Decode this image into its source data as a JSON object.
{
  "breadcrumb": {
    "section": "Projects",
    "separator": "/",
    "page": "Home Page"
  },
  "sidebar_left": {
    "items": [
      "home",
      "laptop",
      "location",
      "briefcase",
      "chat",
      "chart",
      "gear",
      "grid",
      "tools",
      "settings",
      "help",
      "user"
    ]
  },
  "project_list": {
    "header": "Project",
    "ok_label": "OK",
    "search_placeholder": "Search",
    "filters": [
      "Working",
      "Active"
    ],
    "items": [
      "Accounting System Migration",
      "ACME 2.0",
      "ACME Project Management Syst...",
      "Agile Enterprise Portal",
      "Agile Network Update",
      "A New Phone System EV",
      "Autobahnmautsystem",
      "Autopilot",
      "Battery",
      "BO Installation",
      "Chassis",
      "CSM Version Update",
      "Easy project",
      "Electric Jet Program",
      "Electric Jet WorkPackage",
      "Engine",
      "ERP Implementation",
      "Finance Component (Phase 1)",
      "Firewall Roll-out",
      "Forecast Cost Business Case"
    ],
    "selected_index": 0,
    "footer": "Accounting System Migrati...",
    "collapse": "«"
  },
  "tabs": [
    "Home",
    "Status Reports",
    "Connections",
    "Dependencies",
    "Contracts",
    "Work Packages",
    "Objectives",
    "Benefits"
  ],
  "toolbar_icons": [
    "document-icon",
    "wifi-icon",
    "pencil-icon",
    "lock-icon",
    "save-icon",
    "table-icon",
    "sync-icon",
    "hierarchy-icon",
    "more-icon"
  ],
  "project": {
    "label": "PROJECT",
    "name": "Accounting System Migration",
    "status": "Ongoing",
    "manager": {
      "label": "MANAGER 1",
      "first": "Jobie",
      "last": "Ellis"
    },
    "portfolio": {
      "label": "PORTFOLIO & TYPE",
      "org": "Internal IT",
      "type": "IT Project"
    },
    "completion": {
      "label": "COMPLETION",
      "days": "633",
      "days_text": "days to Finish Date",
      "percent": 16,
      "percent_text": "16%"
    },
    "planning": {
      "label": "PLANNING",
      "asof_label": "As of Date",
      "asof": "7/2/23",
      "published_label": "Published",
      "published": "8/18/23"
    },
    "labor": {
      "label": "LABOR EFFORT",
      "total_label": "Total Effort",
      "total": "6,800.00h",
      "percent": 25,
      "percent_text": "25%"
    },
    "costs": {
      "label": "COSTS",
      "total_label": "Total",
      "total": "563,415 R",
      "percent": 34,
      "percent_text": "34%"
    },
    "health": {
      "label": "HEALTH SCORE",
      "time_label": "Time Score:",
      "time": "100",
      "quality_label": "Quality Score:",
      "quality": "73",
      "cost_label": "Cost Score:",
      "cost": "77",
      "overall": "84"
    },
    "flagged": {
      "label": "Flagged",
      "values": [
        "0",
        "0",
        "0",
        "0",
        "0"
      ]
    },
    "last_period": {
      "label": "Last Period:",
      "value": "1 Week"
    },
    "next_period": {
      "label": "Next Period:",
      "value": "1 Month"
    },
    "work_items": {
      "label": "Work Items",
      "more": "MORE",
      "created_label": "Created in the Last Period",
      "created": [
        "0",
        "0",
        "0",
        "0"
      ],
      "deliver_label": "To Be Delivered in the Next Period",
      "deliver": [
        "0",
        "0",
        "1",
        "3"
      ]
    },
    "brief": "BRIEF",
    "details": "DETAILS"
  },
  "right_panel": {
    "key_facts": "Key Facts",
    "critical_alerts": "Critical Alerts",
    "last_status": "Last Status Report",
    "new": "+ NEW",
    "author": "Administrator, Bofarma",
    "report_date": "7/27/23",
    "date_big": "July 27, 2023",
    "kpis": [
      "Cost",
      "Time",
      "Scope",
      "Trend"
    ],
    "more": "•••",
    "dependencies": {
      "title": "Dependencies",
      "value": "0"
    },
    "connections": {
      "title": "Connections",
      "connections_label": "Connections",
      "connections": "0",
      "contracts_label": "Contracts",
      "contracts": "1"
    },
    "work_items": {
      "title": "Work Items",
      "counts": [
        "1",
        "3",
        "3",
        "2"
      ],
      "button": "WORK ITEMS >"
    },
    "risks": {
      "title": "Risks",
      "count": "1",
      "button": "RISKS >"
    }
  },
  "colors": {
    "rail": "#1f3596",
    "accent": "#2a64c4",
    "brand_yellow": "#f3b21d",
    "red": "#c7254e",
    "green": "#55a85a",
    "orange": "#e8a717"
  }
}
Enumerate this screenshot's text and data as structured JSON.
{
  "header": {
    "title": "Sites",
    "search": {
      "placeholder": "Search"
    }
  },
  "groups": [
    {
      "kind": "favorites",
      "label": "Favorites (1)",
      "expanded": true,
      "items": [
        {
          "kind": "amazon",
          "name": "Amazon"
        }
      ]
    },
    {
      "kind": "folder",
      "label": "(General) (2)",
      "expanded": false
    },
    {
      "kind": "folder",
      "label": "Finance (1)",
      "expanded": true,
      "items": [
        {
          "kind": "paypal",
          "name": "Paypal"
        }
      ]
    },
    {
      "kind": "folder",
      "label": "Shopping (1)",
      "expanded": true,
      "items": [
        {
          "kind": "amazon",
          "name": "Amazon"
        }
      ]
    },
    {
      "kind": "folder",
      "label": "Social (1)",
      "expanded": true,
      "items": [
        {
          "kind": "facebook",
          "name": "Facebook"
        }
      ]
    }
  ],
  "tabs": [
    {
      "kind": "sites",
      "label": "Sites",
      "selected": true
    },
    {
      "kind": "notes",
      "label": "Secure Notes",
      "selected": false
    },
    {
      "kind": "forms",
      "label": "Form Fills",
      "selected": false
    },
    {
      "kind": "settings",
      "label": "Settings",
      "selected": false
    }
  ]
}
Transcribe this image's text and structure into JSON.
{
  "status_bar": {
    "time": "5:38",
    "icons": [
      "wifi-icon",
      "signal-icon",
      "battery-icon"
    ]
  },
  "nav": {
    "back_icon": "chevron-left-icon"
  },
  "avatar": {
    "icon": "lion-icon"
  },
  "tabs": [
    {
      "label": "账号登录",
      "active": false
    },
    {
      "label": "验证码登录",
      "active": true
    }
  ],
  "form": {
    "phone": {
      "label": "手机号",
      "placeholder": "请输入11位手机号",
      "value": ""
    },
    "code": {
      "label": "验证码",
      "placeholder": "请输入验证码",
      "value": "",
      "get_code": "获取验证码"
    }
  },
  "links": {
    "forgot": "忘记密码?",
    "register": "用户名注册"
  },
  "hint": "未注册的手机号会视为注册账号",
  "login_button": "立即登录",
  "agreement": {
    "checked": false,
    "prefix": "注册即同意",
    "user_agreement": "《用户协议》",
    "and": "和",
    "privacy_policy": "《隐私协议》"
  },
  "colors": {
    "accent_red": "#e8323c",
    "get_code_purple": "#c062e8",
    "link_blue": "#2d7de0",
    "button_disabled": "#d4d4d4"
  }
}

#####

Written exercise: Please set down all the data word for word.

Answer:
Decode this image into its source data as a JSON object.
{
  "breadcrumb": {
    "section": "Projects",
    "separator": "/",
    "page": "Home Page"
  },
  "sidebar_left": {
    "items": [
      "home",
      "laptop",
      "location",
      "briefcase",
      "chat",
      "chart",
      "gear",
      "grid",
      "tools",
      "settings",
      "help",
      "user"
    ]
  },
  "project_list": {
    "header": "Project",
    "ok_label": "OK",
    "search_placeholder": "Search",
    "filters": [
      "Working",
      "Active"
    ],
    "items": [
      "Accounting System Migration",
      "ACME 2.0",
      "ACME Project Management Syst...",
      "Agile Enterprise Portal",
      "Agile Network Update",
      "A New Phone System EV",
      "Autobahnmautsystem",
      "Autopilot",
      "Battery",
      "BO Installation",
      "Chassis",
      "CSM Version Update",
      "Easy project",
      "Electric Jet Program",
      "Electric Jet WorkPackage",
      "Engine",
      "ERP Implementation",
      "Finance Component (Phase 1)",
      "Firewall Roll-out",
      "Forecast Cost Business Case"
    ],
    "selected_index": 0,
    "footer": "Accounting System Migrati...",
    "collapse": "«"
  },
  "tabs": [
    "Home",
    "Status Reports",
    "Connections",
    "Dependencies",
    "Contracts",
    "Work Packages",
    "Objectives",
    "Benefits"
  ],
  "toolbar_icons": [
    "document-icon",
    "wifi-icon",
    "pencil-icon",
    "lock-icon",
    "save-icon",
    "table-icon",
    "sync-icon",
    "hierarchy-icon",
    "more-icon"
  ],
  "project": {
    "label": "PROJECT",
    "name": "Accounting System Migration",
    "status": "Ongoing",
    "manager": {
      "label": "MANAGER 1",
      "first": "Jobie",
      "last": "Ellis"
    },
    "portfolio": {
      "label": "PORTFOLIO & TYPE",
      "org": "Internal IT",
      "type": "IT Project"
    },
    "completion": {
      "label": "COMPLETION",
      "days": "633",
      "days_text": "days to Finish Date",
      "percent": 16,
      "percent_text": "16%"
    },
    "planning": {
      "label": "PLANNING",
      "asof_label": "As of Date",
      "asof": "7/2/23",
      "published_label": "Published",
      "published": "8/18/23"
    },
    "labor": {
      "label": "LABOR EFFORT",
      "total_label": "Total Effort",
      "total": "6,800.00h",
      "percent": 25,
      "percent_text": "25%"
    },
    "costs": {
      "label": "COSTS",
      "total_label": "Total",
      "total": "563,415 R",
      "percent": 34,
      "percent_text": "34%"
    },
    "health": {
      "label": "HEALTH SCORE",
      "time_label": "Time Score:",
      "time": "100",
      "quality_label": "Quality Score:",
      "quality": "73",
      "cost_label": "Cost Score:",
      "cost": "77",
      "overall": "84"
    },
    "flagged": {
      "label": "Flagged",
      "values": [
        "0",
        "0",
        "0",
        "0",
        "0"
      ]
    },
    "last_period": {
      "label": "Last Period:",
      "value": "1 Week"
    },
    "next_period": {
      "label": "Next Period:",
      "value": "1 Month"
    },
    "work_items": {
      "label": "Work Items",
      "more": "MORE",
      "created_label": "Created in the Last Period",
      "created": [
        "0",
        "0",
        "0",
        "0"
      ],
      "deliver_label": "To Be Delivered in the Next Period",
      "deliver": [
        "0",
        "0",
        "1",
        "3"
      ]
    },
    "brief": "BRIEF",
    "details": "DETAILS"
  },
  "right_panel": {
    "key_facts": "Key Facts",
    "critical_alerts": "Critical Alerts",
    "last_status": "Last Status Report",
    "new": "+ NEW",
    "author": "Administrator, Bofarma",
    "report_date": "7/27/23",
    "date_big": "July 27, 2023",
    "kpis": [
      "Cost",
      "Time",
      "Scope",
      "Trend"
    ],
    "more": "•••",
    "dependencies": {
      "title": "Dependencies",
      "value": "0"
    },
    "connections": {
      "title": "Connections",
      "connections_label": "Connections",
      "connections": "0",
      "contracts_label": "Contracts",
      "contracts": "1"
    },
    "work_items": {
      "title": "Work Items",
      "counts": [
        "1",
        "3",
        "3",
        "2"
      ],
      "button": "WORK ITEMS >"
    },
    "risks": {
      "title": "Risks",
      "count": "1",
      "button": "RISKS >"
    }
  },
  "colors": {
    "rail": "#1f3596",
    "accent": "#2a64c4",
    "brand_yellow": "#f3b21d",
    "red": "#c7254e",
    "green": "#55a85a",
    "orange": "#e8a717"
  }
}
Enumerate this screenshot's text and data as structured JSON.
{
  "header": {
    "title": "Sites",
    "search": {
      "placeholder": "Search"
    }
  },
  "groups": [
    {
      "kind": "favorites",
      "label": "Favorites (1)",
      "expanded": true,
      "items": [
        {
          "kind": "amazon",
          "name": "Amazon"
        }
      ]
    },
    {
      "kind": "folder",
      "label": "(General) (2)",
      "expanded": false
    },
    {
      "kind": "folder",
      "label": "Finance (1)",
      "expanded": true,
      "items": [
        {
          "kind": "paypal",
          "name": "Paypal"
        }
      ]
    },
    {
      "kind": "folder",
      "label": "Shopping (1)",
      "expanded": true,
      "items": [
        {
          "kind": "amazon",
          "name": "Amazon"
        }
      ]
    },
    {
      "kind": "folder",
      "label": "Social (1)",
      "expanded": true,
      "items": [
        {
          "kind": "facebook",
          "name": "Facebook"
        }
      ]
    }
  ],
  "tabs": [
    {
      "kind": "sites",
      "label": "Sites",
      "selected": true
    },
    {
      "kind": "notes",
      "label": "Secure Notes",
      "selected": false
    },
    {
      "kind": "forms",
      "label": "Form Fills",
      "selected": false
    },
    {
      "kind": "settings",
      "label": "Settings",
      "selected": false
    }
  ]
}
Transcribe this image's text and structure into JSON.
{
  "status_bar": {
    "time": "5:38",
    "icons": [
      "wifi-icon",
      "signal-icon",
      "battery-icon"
    ]
  },
  "nav": {
    "back_icon": "chevron-left-icon"
  },
  "avatar": {
    "icon": "lion-icon"
  },
  "tabs": [
    {
      "label": "账号登录",
      "active": false
    },
    {
      "label": "验证码登录",
      "active": true
    }
  ],
  "form": {
    "phone": {
      "label": "手机号",
      "placeholder": "请输入11位手机号",
      "value": ""
    },
    "code": {
      "label": "验证码",
      "placeholder": "请输入验证码",
      "value": "",
      "get_code": "获取验证码"
    }
  },
  "links": {
    "forgot": "忘记密码?",
    "register": "用户名注册"
  },
  "hint": "未注册的手机号会视为注册账号",
  "login_button": "立即登录",
  "agreement": {
    "checked": false,
    "prefix": "注册即同意",
    "user_agreement": "《用户协议》",
    "and": "和",
    "privacy_policy": "《隐私协议》"
  },
  "colors": {
    "accent_red": "#e8323c",
    "get_code_purple": "#c062e8",
    "link_blue": "#2d7de0",
    "button_disabled": "#d4d4d4"
  }
}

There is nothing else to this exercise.